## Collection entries
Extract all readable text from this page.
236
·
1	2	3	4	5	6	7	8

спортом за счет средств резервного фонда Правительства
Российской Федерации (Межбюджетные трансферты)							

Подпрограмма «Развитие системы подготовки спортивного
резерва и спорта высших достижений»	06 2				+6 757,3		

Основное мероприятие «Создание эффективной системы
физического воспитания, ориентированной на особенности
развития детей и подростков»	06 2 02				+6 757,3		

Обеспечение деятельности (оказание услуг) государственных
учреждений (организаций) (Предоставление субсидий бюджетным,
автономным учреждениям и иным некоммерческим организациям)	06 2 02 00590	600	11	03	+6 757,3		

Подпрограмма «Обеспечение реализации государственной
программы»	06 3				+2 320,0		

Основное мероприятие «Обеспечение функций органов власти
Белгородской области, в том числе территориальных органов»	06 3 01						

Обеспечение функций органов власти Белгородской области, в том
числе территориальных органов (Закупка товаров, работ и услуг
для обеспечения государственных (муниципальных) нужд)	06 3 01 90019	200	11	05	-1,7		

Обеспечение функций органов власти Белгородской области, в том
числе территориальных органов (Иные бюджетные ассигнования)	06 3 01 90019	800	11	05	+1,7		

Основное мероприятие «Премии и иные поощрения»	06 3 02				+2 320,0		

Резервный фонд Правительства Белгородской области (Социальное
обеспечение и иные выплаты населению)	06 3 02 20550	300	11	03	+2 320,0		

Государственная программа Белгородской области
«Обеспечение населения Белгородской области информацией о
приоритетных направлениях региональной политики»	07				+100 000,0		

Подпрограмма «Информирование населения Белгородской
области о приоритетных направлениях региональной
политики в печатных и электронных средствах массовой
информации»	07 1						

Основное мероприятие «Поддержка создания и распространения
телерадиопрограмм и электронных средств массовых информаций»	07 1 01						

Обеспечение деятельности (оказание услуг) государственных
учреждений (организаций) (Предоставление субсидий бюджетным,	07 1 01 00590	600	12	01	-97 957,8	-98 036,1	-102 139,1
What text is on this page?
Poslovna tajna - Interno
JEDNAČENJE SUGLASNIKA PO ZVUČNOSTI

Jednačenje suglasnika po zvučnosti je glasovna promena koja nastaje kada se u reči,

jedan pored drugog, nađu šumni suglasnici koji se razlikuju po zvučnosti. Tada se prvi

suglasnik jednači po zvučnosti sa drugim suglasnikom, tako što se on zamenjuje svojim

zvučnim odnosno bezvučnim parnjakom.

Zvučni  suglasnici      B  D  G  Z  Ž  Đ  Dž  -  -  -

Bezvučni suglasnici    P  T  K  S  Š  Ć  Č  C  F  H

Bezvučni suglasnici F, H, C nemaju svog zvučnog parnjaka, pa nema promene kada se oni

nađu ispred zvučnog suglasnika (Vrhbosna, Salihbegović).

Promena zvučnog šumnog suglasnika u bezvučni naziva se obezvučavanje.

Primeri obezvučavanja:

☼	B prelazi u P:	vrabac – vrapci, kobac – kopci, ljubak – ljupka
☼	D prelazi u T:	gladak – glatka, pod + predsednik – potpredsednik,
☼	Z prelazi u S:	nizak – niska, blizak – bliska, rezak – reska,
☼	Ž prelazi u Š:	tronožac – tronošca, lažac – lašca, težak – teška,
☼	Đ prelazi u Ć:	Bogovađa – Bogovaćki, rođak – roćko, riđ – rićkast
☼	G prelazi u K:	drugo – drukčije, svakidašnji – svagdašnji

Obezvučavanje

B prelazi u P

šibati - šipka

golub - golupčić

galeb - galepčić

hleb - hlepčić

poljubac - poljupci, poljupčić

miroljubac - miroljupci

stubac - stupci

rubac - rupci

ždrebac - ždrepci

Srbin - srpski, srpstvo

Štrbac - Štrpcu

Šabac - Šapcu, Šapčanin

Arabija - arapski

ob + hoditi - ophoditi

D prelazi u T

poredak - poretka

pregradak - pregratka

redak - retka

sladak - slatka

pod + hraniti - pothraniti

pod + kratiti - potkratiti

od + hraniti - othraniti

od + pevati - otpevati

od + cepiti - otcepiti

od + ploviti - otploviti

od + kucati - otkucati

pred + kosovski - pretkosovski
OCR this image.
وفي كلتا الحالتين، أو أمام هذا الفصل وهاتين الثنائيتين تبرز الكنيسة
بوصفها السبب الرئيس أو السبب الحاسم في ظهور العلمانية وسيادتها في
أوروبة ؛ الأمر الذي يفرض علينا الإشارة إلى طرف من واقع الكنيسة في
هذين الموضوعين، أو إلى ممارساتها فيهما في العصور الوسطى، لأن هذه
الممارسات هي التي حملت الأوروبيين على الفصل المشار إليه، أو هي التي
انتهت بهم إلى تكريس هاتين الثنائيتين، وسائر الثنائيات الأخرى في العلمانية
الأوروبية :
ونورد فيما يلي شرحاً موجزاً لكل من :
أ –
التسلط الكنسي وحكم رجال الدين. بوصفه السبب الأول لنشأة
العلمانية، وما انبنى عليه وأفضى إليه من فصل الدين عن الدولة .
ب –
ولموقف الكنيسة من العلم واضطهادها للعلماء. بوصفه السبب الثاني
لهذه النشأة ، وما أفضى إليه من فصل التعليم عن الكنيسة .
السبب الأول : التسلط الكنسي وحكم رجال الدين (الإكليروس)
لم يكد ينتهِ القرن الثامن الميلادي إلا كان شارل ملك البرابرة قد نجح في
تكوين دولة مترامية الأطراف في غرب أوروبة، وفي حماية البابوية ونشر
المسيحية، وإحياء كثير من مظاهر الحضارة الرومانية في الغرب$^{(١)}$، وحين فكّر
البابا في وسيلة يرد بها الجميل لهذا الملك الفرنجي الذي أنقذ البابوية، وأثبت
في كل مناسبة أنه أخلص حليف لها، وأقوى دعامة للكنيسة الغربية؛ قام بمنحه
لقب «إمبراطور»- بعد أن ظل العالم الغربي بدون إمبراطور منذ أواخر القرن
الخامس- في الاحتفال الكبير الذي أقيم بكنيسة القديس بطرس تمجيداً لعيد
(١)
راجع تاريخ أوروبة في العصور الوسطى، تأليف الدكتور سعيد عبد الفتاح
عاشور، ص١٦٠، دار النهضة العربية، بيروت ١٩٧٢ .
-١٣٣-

## Work to do
Look through the records and gather every line containing "zvučnog".

## Output of the exercise
Bezvučni suglasnici F, H, C nemaju svog zvučnog parnjaka, pa nema promene kada se oni
nađu ispred zvučnog suglasnika (Vrhbosna, Salihbegović).
Promena zvučnog šumnog suglasnika u bezvučni naziva se obezvučavanje.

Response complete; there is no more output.